Task goal: Retype each entry below exactly as it stands.

# # # # #

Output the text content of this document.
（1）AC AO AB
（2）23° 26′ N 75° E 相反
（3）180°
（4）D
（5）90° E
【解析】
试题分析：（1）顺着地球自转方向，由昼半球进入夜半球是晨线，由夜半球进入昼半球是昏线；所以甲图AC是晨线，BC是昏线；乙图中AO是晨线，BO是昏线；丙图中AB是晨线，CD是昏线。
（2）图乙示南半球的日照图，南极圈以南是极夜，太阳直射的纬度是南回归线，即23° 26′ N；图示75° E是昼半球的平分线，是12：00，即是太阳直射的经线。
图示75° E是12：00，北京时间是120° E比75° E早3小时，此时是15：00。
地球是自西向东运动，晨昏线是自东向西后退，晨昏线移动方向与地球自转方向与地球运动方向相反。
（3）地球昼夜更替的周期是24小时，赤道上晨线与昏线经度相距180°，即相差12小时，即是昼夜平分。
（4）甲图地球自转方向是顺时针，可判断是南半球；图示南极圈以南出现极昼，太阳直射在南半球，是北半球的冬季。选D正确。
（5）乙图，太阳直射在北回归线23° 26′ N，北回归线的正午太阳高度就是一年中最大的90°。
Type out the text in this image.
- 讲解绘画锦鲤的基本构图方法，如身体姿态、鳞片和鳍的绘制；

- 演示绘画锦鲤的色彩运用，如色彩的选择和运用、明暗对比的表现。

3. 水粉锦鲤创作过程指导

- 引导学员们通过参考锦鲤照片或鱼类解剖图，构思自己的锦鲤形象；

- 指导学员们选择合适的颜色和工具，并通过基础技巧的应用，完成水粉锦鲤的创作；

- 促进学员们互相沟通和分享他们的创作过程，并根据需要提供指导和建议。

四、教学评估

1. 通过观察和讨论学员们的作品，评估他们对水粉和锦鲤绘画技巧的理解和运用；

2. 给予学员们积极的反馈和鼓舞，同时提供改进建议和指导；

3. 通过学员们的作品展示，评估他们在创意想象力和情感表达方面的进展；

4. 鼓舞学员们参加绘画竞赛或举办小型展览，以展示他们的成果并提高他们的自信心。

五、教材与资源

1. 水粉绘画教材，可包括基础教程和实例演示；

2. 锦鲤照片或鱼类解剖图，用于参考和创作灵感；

# # # # #

Result of this exercise:
Output the text content of this document.
（1）AC AO AB
（2）23° 26′ N 75° E 相反
（3）180°
（4）D
（5）90° E
【解析】
试题分析：（1）顺着地球自转方向，由昼半球进入夜半球是晨线，由夜半球进入昼半球是昏线；所以甲图AC是晨线，BC是昏线；乙图中AO是晨线，BO是昏线；丙图中AB是晨线，CD是昏线。
（2）图乙示南半球的日照图，南极圈以南是极夜，太阳直射的纬度是南回归线，即23° 26′ N；图示75° E是昼半球的平分线，是12：00，即是太阳直射的经线。
图示75° E是12：00，北京时间是120° E比75° E早3小时，此时是15：00。
地球是自西向东运动，晨昏线是自东向西后退，晨昏线移动方向与地球自转方向与地球运动方向相反。
（3）地球昼夜更替的周期是24小时，赤道上晨线与昏线经度相距180°，即相差12小时，即是昼夜平分。
（4）甲图地球自转方向是顺时针，可判断是南半球；图示南极圈以南出现极昼，太阳直射在南半球，是北半球的冬季。选D正确。
（5）乙图，太阳直射在北回归线23° 26′ N，北回归线的正午太阳高度就是一年中最大的90°。
Type out the text in this image.
- 讲解绘画锦鲤的基本构图方法，如身体姿态、鳞片和鳍的绘制；

- 演示绘画锦鲤的色彩运用，如色彩的选择和运用、明暗对比的表现。

3. 水粉锦鲤创作过程指导

- 引导学员们通过参考锦鲤照片或鱼类解剖图，构思自己的锦鲤形象；

- 指导学员们选择合适的颜色和工具，并通过基础技巧的应用，完成水粉锦鲤的创作；

- 促进学员们互相沟通和分享他们的创作过程，并根据需要提供指导和建议。

四、教学评估

1. 通过观察和讨论学员们的作品，评估他们对水粉和锦鲤绘画技巧的理解和运用；

2. 给予学员们积极的反馈和鼓舞，同时提供改进建议和指导；

3. 通过学员们的作品展示，评估他们在创意想象力和情感表达方面的进展；

4. 鼓舞学员们参加绘画竞赛或举办小型展览，以展示他们的成果并提高他们的自信心。

五、教材与资源

1. 水粉绘画教材，可包括基础教程和实例演示；

2. 锦鲤照片或鱼类解剖图，用于参考和创作灵感；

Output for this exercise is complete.